**Short exercise**
Pick every line with "this" from the material below.

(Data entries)
++++++++

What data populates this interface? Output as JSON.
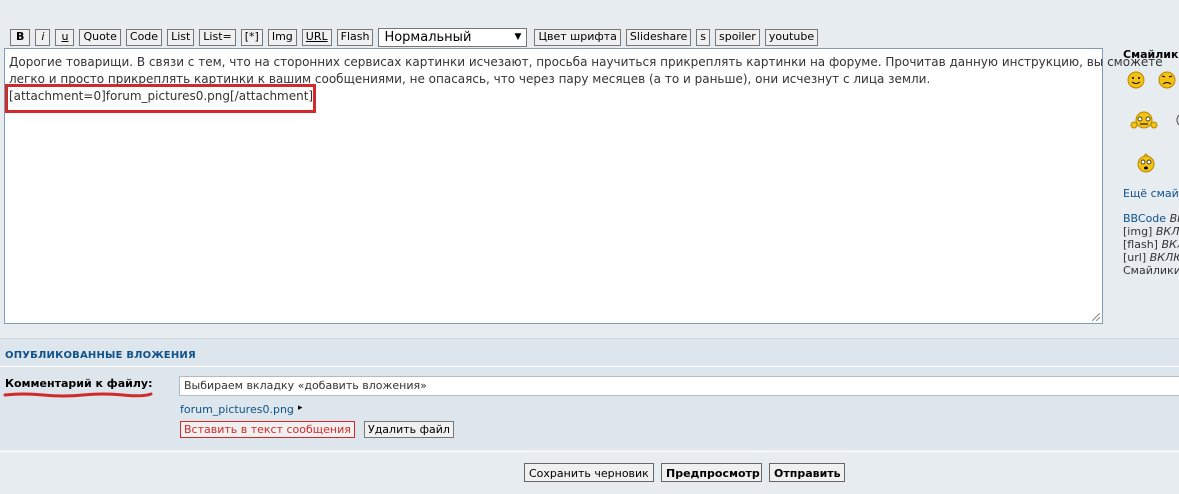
{
  "toolbar": {
    "bold": "B",
    "italic": "i",
    "underline": "u",
    "quote": "Quote",
    "code": "Code",
    "list": "List",
    "list_ordered": "List=",
    "list_item": "[*]",
    "img": "Img",
    "url": "URL",
    "flash": "Flash",
    "font_size_selected": "Нормальный",
    "font_color": "Цвет шрифта",
    "slideshare": "Slideshare",
    "s": "s",
    "spoiler": "spoiler",
    "youtube": "youtube"
  },
  "message": {
    "line1": "Дорогие товарищи. В связи с тем, что на сторонних сервисах картинки исчезают, просьба научиться прикреплять картинки на форуме. Прочитав данную инструкцию, вы сможете",
    "line2": "легко и просто прикреплять картинки к вашим сообщениями, не опасаясь, что через пару месяцев (а то и раньше), они исчезнут с лица земли.",
    "attachment_tag": "[attachment=0]forum_pictures0.png[/attachment]"
  },
  "smilies": {
    "title": "Смайлики",
    "more": "Ещё смайлики",
    "icons": [
      "smile-icon",
      "sad-icon",
      "bored-icon",
      "cool-icon",
      "confused-icon"
    ]
  },
  "bbcode_info": {
    "bbcode_label": "BBCode",
    "bbcode_value": "ВКЛЮЧЁН",
    "img_label": "[img]",
    "img_value": "ВКЛЮЧЁН",
    "flash_label": "[flash]",
    "flash_value": "ВКЛЮЧЁН",
    "url_label": "[url]",
    "url_value": "ВКЛЮЧЁН",
    "smilies_label": "Смайлики"
  },
  "attachments": {
    "title": "ОПУБЛИКОВАННЫЕ ВЛОЖЕНИЯ",
    "comment_label": "Комментарий к файлу:",
    "comment_value": "Выбираем вкладку «добавить вложения»",
    "file_name": "forum_pictures0.png",
    "insert_button": "Вставить в текст сообщения",
    "delete_button": "Удалить файл"
  },
  "actions": {
    "save_draft": "Сохранить черновик",
    "preview": "Предпросмотр",
    "submit": "Отправить"
  },
  "colors": {
    "highlight": "#d12a2a",
    "link": "#105289",
    "panel_bg": "#dde6ec",
    "page_bg": "#e6ecf0",
    "smiley_yellow": "#f5c211"
  }
}
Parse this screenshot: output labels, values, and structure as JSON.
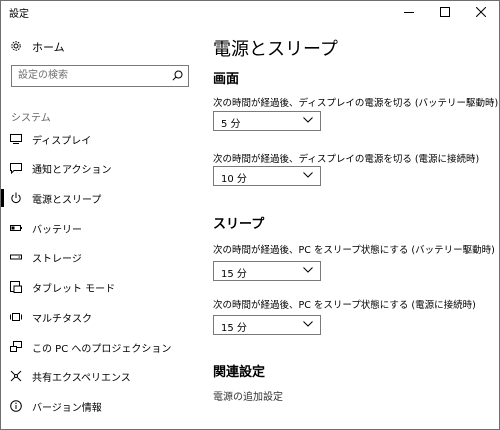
{
  "window": {
    "title": "設定"
  },
  "sidebar": {
    "home_label": "ホーム",
    "search_placeholder": "設定の検索",
    "section_label": "システム",
    "items": [
      {
        "label": "ディスプレイ",
        "icon": "monitor-icon"
      },
      {
        "label": "通知とアクション",
        "icon": "notification-icon"
      },
      {
        "label": "電源とスリープ",
        "icon": "power-icon",
        "selected": true
      },
      {
        "label": "バッテリー",
        "icon": "battery-icon"
      },
      {
        "label": "ストレージ",
        "icon": "storage-icon"
      },
      {
        "label": "タブレット モード",
        "icon": "tablet-mode-icon"
      },
      {
        "label": "マルチタスク",
        "icon": "multitask-icon"
      },
      {
        "label": "この PC へのプロジェクション",
        "icon": "projection-icon"
      },
      {
        "label": "共有エクスペリエンス",
        "icon": "shared-experience-icon"
      },
      {
        "label": "バージョン情報",
        "icon": "info-icon"
      }
    ]
  },
  "main": {
    "title": "電源とスリープ",
    "screen": {
      "heading": "画面",
      "battery_label": "次の時間が経過後、ディスプレイの電源を切る (バッテリー駆動時)",
      "battery_value": "5 分",
      "plugged_label": "次の時間が経過後、ディスプレイの電源を切る (電源に接続時)",
      "plugged_value": "10 分"
    },
    "sleep": {
      "heading": "スリープ",
      "battery_label": "次の時間が経過後、PC をスリープ状態にする (バッテリー駆動時)",
      "battery_value": "15 分",
      "plugged_label": "次の時間が経過後、PC をスリープ状態にする (電源に接続時)",
      "plugged_value": "15 分"
    },
    "related": {
      "heading": "関連設定",
      "link": "電源の追加設定"
    }
  }
}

++++++++

**Full output**
What data populates this interface? Output as JSON.
Parse this screenshot: output labels, values, and structure as JSON.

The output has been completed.